Dataset entries
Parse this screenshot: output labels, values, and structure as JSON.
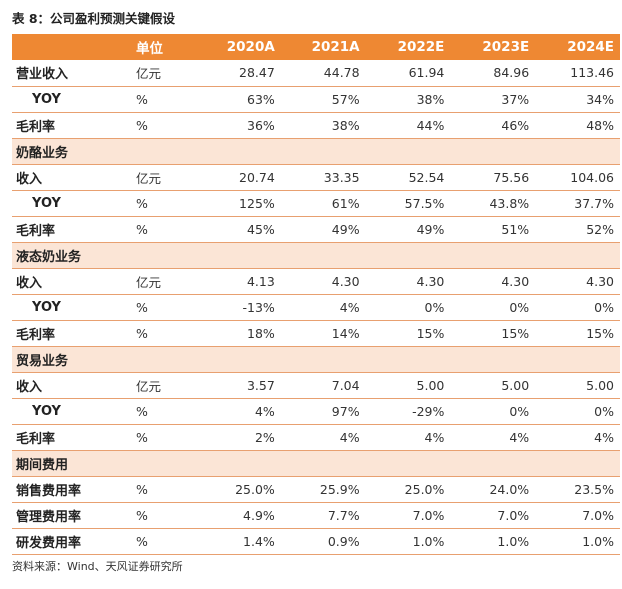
{
  "title": "表 8：公司盈利预测关键假设",
  "header": {
    "label": "",
    "unit": "单位",
    "years": [
      "2020A",
      "2021A",
      "2022E",
      "2023E",
      "2024E"
    ]
  },
  "rows": [
    {
      "type": "data",
      "label": "营业收入",
      "unit": "亿元",
      "values": [
        "28.47",
        "44.78",
        "61.94",
        "84.96",
        "113.46"
      ]
    },
    {
      "type": "sub",
      "label": "YOY",
      "unit": "%",
      "values": [
        "63%",
        "57%",
        "38%",
        "37%",
        "34%"
      ]
    },
    {
      "type": "data",
      "label": "毛利率",
      "unit": "%",
      "values": [
        "36%",
        "38%",
        "44%",
        "46%",
        "48%"
      ]
    },
    {
      "type": "section",
      "label": "奶酪业务"
    },
    {
      "type": "data",
      "label": "收入",
      "unit": "亿元",
      "values": [
        "20.74",
        "33.35",
        "52.54",
        "75.56",
        "104.06"
      ]
    },
    {
      "type": "sub",
      "label": "YOY",
      "unit": "%",
      "values": [
        "125%",
        "61%",
        "57.5%",
        "43.8%",
        "37.7%"
      ]
    },
    {
      "type": "data",
      "label": "毛利率",
      "unit": "%",
      "values": [
        "45%",
        "49%",
        "49%",
        "51%",
        "52%"
      ]
    },
    {
      "type": "section",
      "label": "液态奶业务"
    },
    {
      "type": "data",
      "label": "收入",
      "unit": "亿元",
      "values": [
        "4.13",
        "4.30",
        "4.30",
        "4.30",
        "4.30"
      ]
    },
    {
      "type": "sub",
      "label": "YOY",
      "unit": "%",
      "values": [
        "-13%",
        "4%",
        "0%",
        "0%",
        "0%"
      ]
    },
    {
      "type": "data",
      "label": "毛利率",
      "unit": "%",
      "values": [
        "18%",
        "14%",
        "15%",
        "15%",
        "15%"
      ]
    },
    {
      "type": "section",
      "label": "贸易业务"
    },
    {
      "type": "data",
      "label": "收入",
      "unit": "亿元",
      "values": [
        "3.57",
        "7.04",
        "5.00",
        "5.00",
        "5.00"
      ]
    },
    {
      "type": "sub",
      "label": "YOY",
      "unit": "%",
      "values": [
        "4%",
        "97%",
        "-29%",
        "0%",
        "0%"
      ]
    },
    {
      "type": "data",
      "label": "毛利率",
      "unit": "%",
      "values": [
        "2%",
        "4%",
        "4%",
        "4%",
        "4%"
      ]
    },
    {
      "type": "section",
      "label": "期间费用"
    },
    {
      "type": "data",
      "label": "销售费用率",
      "unit": "%",
      "values": [
        "25.0%",
        "25.9%",
        "25.0%",
        "24.0%",
        "23.5%"
      ]
    },
    {
      "type": "data",
      "label": "管理费用率",
      "unit": "%",
      "values": [
        "4.9%",
        "7.7%",
        "7.0%",
        "7.0%",
        "7.0%"
      ]
    },
    {
      "type": "data",
      "label": "研发费用率",
      "unit": "%",
      "values": [
        "1.4%",
        "0.9%",
        "1.0%",
        "1.0%",
        "1.0%"
      ]
    }
  ],
  "source": "资料来源：Wind、天风证券研究所",
  "colors": {
    "header_bg": "#ee8833",
    "section_bg": "#fbe5d6",
    "row_border": "#e8a070"
  }
}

## [GIVEN PROBLEM]
Reproduce the entries above without change, omitting all pictures.

## [TASK RESULT]
Parse this screenshot: output labels, values, and structure as JSON.
{
  "title": "表 8：公司盈利预测关键假设",
  "header": {
    "label": "",
    "unit": "单位",
    "years": [
      "2020A",
      "2021A",
      "2022E",
      "2023E",
      "2024E"
    ]
  },
  "rows": [
    {
      "type": "data",
      "label": "营业收入",
      "unit": "亿元",
      "values": [
        "28.47",
        "44.78",
        "61.94",
        "84.96",
        "113.46"
      ]
    },
    {
      "type": "sub",
      "label": "YOY",
      "unit": "%",
      "values": [
        "63%",
        "57%",
        "38%",
        "37%",
        "34%"
      ]
    },
    {
      "type": "data",
      "label": "毛利率",
      "unit": "%",
      "values": [
        "36%",
        "38%",
        "44%",
        "46%",
        "48%"
      ]
    },
    {
      "type": "section",
      "label": "奶酪业务"
    },
    {
      "type": "data",
      "label": "收入",
      "unit": "亿元",
      "values": [
        "20.74",
        "33.35",
        "52.54",
        "75.56",
        "104.06"
      ]
    },
    {
      "type": "sub",
      "label": "YOY",
      "unit": "%",
      "values": [
        "125%",
        "61%",
        "57.5%",
        "43.8%",
        "37.7%"
      ]
    },
    {
      "type": "data",
      "label": "毛利率",
      "unit": "%",
      "values": [
        "45%",
        "49%",
        "49%",
        "51%",
        "52%"
      ]
    },
    {
      "type": "section",
      "label": "液态奶业务"
    },
    {
      "type": "data",
      "label": "收入",
      "unit": "亿元",
      "values": [
        "4.13",
        "4.30",
        "4.30",
        "4.30",
        "4.30"
      ]
    },
    {
      "type": "sub",
      "label": "YOY",
      "unit": "%",
      "values": [
        "-13%",
        "4%",
        "0%",
        "0%",
        "0%"
      ]
    },
    {
      "type": "data",
      "label": "毛利率",
      "unit": "%",
      "values": [
        "18%",
        "14%",
        "15%",
        "15%",
        "15%"
      ]
    },
    {
      "type": "section",
      "label": "贸易业务"
    },
    {
      "type": "data",
      "label": "收入",
      "unit": "亿元",
      "values": [
        "3.57",
        "7.04",
        "5.00",
        "5.00",
        "5.00"
      ]
    },
    {
      "type": "sub",
      "label": "YOY",
      "unit": "%",
      "values": [
        "4%",
        "97%",
        "-29%",
        "0%",
        "0%"
      ]
    },
    {
      "type": "data",
      "label": "毛利率",
      "unit": "%",
      "values": [
        "2%",
        "4%",
        "4%",
        "4%",
        "4%"
      ]
    },
    {
      "type": "section",
      "label": "期间费用"
    },
    {
      "type": "data",
      "label": "销售费用率",
      "unit": "%",
      "values": [
        "25.0%",
        "25.9%",
        "25.0%",
        "24.0%",
        "23.5%"
      ]
    },
    {
      "type": "data",
      "label": "管理费用率",
      "unit": "%",
      "values": [
        "4.9%",
        "7.7%",
        "7.0%",
        "7.0%",
        "7.0%"
      ]
    },
    {
      "type": "data",
      "label": "研发费用率",
      "unit": "%",
      "values": [
        "1.4%",
        "0.9%",
        "1.0%",
        "1.0%",
        "1.0%"
      ]
    }
  ],
  "source": "资料来源：Wind、天风证券研究所",
  "colors": {
    "header_bg": "#ee8833",
    "section_bg": "#fbe5d6",
    "row_border": "#e8a070"
  }
}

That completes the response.